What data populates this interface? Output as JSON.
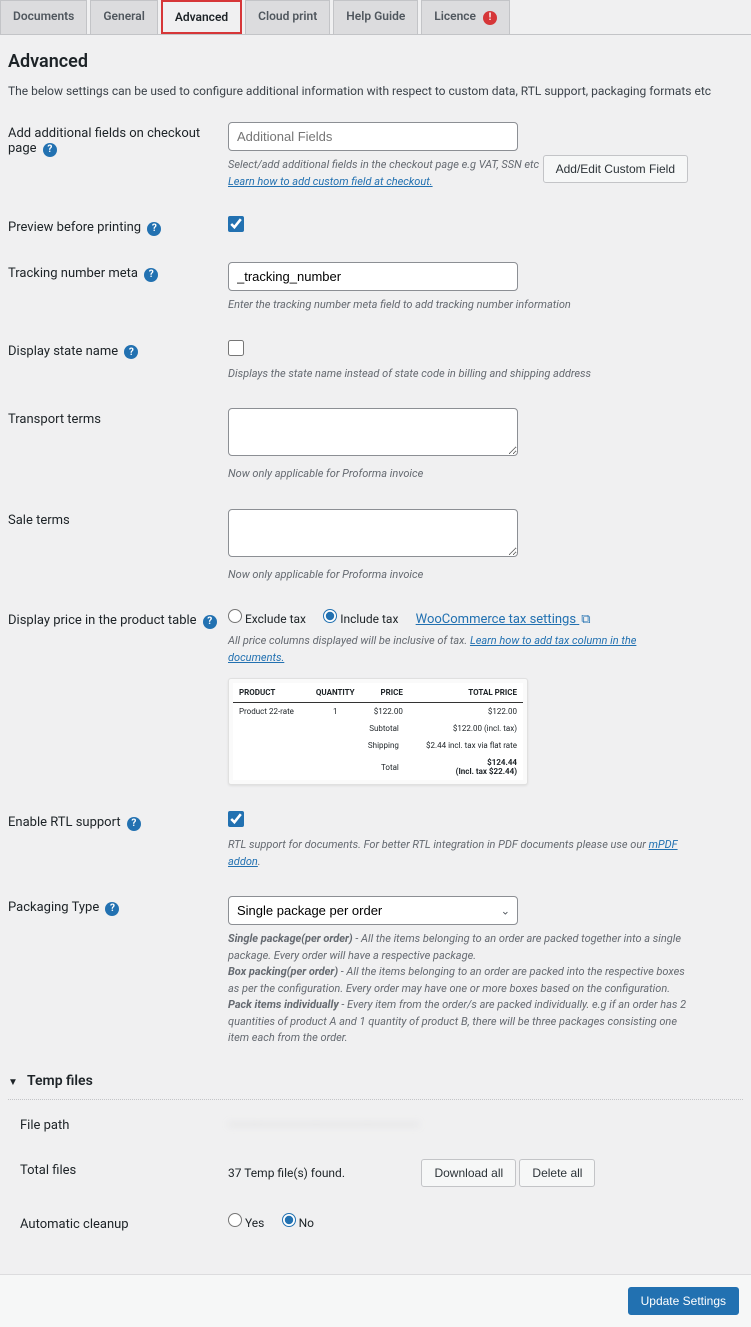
{
  "tabs": [
    "Documents",
    "General",
    "Advanced",
    "Cloud print",
    "Help Guide",
    "Licence"
  ],
  "title": "Advanced",
  "intro": "The below settings can be used to configure additional information with respect to custom data, RTL support, packaging formats etc",
  "fields": {
    "additional": {
      "label": "Add additional fields on checkout page",
      "placeholder": "Additional Fields",
      "desc_prefix": "Select/add additional fields in the checkout page e.g VAT, SSN etc",
      "link": "Learn how to add custom field at checkout.",
      "button": "Add/Edit Custom Field"
    },
    "preview": {
      "label": "Preview before printing"
    },
    "tracking": {
      "label": "Tracking number meta",
      "value": "_tracking_number",
      "desc": "Enter the tracking number meta field to add tracking number information"
    },
    "state": {
      "label": "Display state name",
      "desc": "Displays the state name instead of state code in billing and shipping address"
    },
    "transport": {
      "label": "Transport terms",
      "desc": "Now only applicable for Proforma invoice"
    },
    "sale": {
      "label": "Sale terms",
      "desc": "Now only applicable for Proforma invoice"
    },
    "price": {
      "label": "Display price in the product table",
      "opt_exclude": "Exclude tax",
      "opt_include": "Include tax",
      "settings_link": "WooCommerce tax settings",
      "desc_prefix": "All price columns displayed will be inclusive of tax. ",
      "desc_link": "Learn how to add tax column in the documents."
    },
    "rtl": {
      "label": "Enable RTL support",
      "desc_prefix": "RTL support for documents. For better RTL integration in PDF documents please use our ",
      "desc_link": "mPDF addon",
      "desc_suffix": "."
    },
    "packaging": {
      "label": "Packaging Type",
      "value": "Single package per order",
      "desc1_b": "Single package(per order)",
      "desc1": " - All the items belonging to an order are packed together into a single package. Every order will have a respective package.",
      "desc2_b": "Box packing(per order)",
      "desc2": " - All the items belonging to an order are packed into the respective boxes as per the configuration. Every order may have one or more boxes based on the configuration.",
      "desc3_b": "Pack items individually",
      "desc3": " - Every item from the order/s are packed individually. e.g if an order has 2 quantities of product A and 1 quantity of product B, there will be three packages consisting one item each from the order."
    }
  },
  "temp": {
    "heading": "Temp files",
    "filepath_label": "File path",
    "filepath_value": "……………………………………………………………………",
    "total_label": "Total files",
    "total_value": "37 Temp file(s) found.",
    "download": "Download all",
    "delete": "Delete all",
    "cleanup_label": "Automatic cleanup",
    "yes": "Yes",
    "no": "No"
  },
  "preview_table": {
    "h_product": "PRODUCT",
    "h_qty": "QUANTITY",
    "h_price": "PRICE",
    "h_total": "TOTAL PRICE",
    "row_product": "Product 22-rate",
    "row_qty": "1",
    "row_price": "$122.00",
    "row_total": "$122.00",
    "sub_label": "Subtotal",
    "sub_val": "$122.00 (incl. tax)",
    "ship_label": "Shipping",
    "ship_val": "$2.44 incl. tax via flat rate",
    "tot_label": "Total",
    "tot_val1": "$124.44",
    "tot_val2": "(Incl. tax $22.44)"
  },
  "footer": {
    "update": "Update Settings"
  }
}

**Task details:** Reproduce every line of the listing above in which the string "into" appears.

**The answer:**
      "desc1": " - All the items belonging to an order are packed together into a single package. Every order will have a respective package.",
      "desc2": " - All the items belonging to an order are packed into the respective boxes as per the configuration. Every order may have one or more boxes based on the configuration.",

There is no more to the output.